**The request**. Only the number is wanted: how many lines contain "Nathan"?

(A run of records)

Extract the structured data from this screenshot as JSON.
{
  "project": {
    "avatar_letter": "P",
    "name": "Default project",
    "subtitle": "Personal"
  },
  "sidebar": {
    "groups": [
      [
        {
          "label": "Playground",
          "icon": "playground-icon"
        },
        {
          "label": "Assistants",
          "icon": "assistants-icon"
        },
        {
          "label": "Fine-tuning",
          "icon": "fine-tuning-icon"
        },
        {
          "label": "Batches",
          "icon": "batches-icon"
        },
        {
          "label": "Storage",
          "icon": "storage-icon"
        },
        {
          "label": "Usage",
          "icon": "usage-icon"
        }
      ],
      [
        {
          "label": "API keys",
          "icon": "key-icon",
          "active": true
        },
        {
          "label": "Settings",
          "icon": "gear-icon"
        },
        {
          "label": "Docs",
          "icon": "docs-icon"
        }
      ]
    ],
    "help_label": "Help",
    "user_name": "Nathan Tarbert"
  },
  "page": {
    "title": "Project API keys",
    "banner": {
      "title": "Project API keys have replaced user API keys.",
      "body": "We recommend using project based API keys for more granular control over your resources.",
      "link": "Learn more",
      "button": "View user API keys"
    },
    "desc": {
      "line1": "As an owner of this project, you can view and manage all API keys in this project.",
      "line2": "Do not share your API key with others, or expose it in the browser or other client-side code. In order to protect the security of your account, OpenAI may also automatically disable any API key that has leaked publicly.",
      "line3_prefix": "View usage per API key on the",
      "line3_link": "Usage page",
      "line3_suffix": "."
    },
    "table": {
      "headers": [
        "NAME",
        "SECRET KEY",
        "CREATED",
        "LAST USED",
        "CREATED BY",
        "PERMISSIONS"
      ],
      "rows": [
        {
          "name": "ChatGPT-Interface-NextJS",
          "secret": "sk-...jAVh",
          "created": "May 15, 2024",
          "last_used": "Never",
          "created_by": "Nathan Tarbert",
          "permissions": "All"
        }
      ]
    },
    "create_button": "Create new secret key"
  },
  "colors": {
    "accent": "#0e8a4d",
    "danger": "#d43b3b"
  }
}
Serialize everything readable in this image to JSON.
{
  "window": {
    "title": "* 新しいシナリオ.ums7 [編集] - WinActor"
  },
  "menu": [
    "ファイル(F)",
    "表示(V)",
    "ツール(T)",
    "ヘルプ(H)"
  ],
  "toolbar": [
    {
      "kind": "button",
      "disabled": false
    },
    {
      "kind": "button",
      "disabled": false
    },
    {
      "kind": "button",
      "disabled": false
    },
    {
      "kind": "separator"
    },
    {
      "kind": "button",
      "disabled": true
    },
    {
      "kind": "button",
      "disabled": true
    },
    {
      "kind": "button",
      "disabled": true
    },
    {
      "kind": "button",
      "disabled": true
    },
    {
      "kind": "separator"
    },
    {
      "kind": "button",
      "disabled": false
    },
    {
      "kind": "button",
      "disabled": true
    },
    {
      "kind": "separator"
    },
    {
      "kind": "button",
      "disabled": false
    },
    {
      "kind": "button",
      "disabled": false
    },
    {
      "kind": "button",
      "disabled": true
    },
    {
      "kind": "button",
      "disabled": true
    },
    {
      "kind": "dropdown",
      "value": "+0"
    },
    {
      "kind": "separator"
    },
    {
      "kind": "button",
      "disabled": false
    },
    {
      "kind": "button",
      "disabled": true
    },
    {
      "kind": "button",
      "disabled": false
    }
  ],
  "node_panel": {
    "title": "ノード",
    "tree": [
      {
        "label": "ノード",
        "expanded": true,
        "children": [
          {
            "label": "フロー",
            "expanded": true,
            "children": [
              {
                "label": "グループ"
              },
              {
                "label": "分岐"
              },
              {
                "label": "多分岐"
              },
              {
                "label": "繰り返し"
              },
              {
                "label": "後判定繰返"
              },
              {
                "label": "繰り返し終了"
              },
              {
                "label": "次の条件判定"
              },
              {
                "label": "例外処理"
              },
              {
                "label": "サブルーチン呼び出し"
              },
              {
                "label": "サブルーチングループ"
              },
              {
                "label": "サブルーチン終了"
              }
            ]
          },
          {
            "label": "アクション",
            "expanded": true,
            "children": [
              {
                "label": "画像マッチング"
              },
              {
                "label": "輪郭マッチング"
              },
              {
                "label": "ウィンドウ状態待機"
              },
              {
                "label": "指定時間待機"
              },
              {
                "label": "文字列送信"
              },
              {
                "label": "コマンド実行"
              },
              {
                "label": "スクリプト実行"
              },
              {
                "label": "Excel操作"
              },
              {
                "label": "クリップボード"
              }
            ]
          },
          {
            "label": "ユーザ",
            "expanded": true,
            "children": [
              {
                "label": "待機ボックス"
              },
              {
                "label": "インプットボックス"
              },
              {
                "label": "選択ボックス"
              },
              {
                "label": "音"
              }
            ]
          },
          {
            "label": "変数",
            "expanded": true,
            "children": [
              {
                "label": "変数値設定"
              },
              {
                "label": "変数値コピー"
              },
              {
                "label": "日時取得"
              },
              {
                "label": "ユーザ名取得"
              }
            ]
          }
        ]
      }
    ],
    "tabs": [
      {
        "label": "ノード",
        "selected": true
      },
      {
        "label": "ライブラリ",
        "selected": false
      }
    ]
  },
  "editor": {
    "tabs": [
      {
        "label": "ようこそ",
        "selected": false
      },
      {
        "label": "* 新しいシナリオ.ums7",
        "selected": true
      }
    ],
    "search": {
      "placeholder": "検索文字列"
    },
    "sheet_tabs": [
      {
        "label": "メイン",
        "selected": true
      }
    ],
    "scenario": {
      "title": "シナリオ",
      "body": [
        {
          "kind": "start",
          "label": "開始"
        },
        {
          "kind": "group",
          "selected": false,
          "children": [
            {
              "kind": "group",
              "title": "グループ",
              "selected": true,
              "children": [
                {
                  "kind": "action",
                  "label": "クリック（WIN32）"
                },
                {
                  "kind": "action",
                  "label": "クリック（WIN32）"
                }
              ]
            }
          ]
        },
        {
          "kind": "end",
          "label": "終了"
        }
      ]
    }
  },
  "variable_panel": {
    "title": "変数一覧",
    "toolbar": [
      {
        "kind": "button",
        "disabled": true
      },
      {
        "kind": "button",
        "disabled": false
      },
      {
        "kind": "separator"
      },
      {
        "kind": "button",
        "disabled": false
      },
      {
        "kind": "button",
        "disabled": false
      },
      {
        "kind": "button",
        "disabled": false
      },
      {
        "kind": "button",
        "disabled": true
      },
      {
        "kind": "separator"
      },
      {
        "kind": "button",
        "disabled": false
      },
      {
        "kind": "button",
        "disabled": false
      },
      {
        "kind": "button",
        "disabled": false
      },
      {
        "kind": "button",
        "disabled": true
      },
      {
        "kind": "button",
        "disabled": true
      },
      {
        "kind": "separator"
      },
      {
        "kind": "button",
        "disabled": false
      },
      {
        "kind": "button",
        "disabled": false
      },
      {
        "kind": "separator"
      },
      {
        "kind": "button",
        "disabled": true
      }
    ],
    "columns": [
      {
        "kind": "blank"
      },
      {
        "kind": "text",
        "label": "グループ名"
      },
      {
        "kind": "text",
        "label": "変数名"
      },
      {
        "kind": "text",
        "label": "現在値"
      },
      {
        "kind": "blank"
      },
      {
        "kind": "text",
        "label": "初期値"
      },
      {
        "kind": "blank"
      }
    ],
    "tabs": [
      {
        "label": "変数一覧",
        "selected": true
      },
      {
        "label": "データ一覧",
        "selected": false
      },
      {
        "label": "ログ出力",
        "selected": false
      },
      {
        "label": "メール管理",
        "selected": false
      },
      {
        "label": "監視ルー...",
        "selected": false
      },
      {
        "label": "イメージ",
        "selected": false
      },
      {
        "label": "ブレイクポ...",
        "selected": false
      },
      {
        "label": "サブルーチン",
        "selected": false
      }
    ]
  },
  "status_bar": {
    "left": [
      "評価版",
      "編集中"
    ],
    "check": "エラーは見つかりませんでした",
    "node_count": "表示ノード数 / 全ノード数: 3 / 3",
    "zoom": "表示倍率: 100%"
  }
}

**Reply**. 2